* Start *
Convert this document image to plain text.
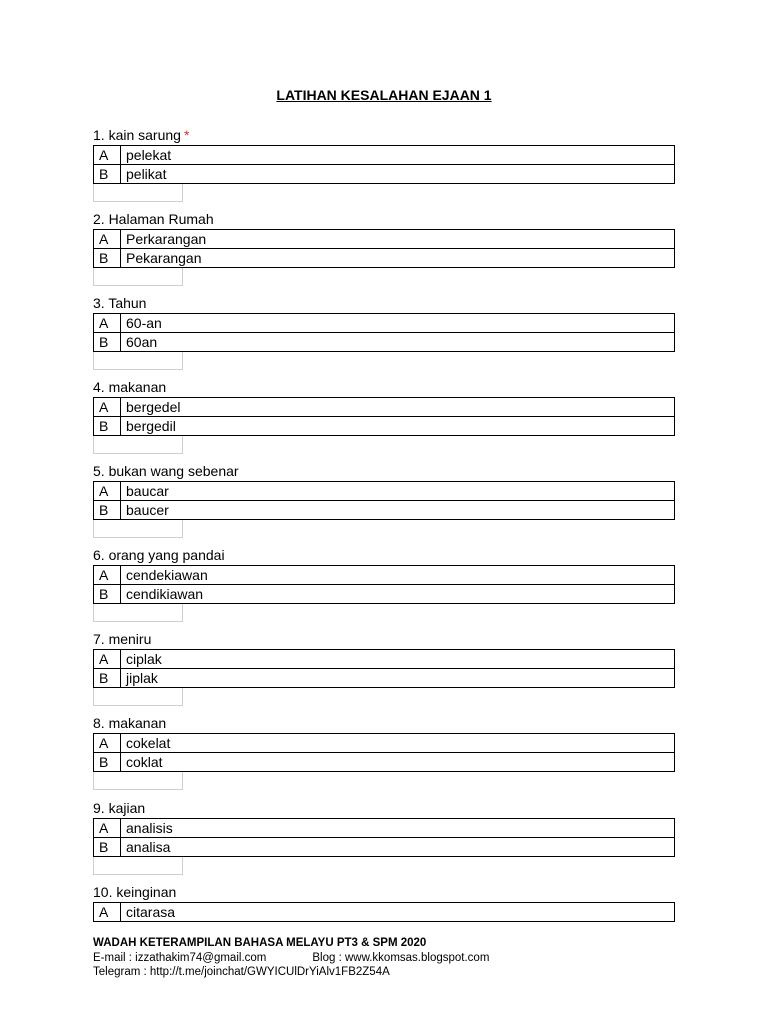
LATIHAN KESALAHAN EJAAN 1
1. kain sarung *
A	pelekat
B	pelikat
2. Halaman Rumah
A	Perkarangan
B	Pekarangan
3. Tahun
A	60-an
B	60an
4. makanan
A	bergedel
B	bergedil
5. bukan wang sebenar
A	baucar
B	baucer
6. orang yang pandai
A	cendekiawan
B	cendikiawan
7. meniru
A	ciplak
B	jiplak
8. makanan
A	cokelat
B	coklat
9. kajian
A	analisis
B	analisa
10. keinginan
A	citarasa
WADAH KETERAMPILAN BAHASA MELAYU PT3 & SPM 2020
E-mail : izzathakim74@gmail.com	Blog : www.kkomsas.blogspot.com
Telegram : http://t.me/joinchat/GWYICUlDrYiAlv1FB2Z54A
* End *
* Start *
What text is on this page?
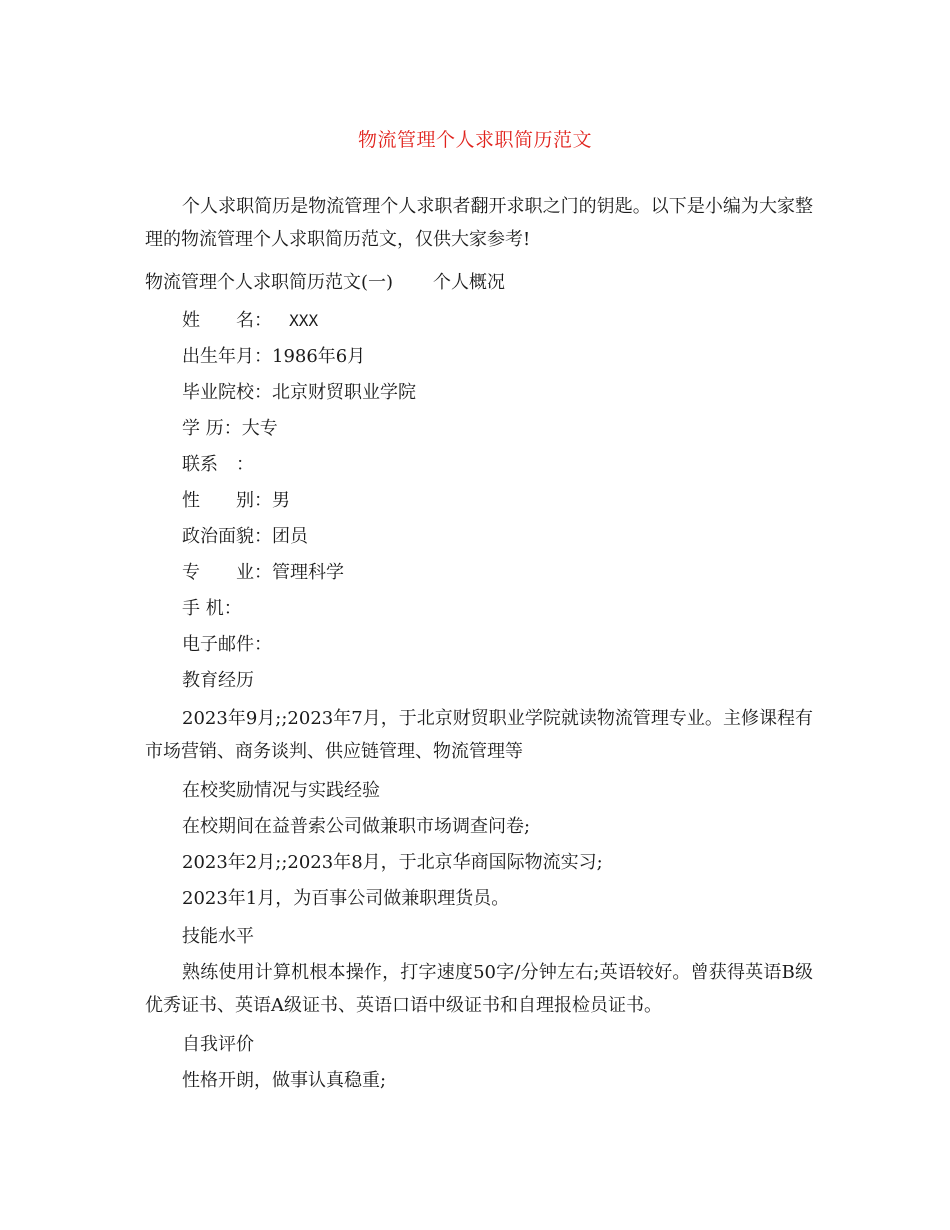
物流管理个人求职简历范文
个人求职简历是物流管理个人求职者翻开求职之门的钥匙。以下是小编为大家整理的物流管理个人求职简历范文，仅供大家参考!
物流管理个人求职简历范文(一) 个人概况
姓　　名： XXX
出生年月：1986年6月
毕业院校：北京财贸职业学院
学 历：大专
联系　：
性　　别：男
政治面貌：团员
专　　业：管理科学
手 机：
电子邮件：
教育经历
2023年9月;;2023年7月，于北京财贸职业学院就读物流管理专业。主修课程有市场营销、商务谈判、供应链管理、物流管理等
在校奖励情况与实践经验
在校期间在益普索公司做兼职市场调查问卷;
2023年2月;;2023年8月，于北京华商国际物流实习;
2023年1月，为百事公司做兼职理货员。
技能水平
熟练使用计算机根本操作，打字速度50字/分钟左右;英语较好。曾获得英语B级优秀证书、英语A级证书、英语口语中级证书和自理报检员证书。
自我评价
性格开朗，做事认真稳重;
* End *
#### WORK TO COMPLETE
Among the records above, find each line holding the string "this" and pull it out.

#### SOLVED EXERCISE
Convert this document image to plain text.
What text is on this page?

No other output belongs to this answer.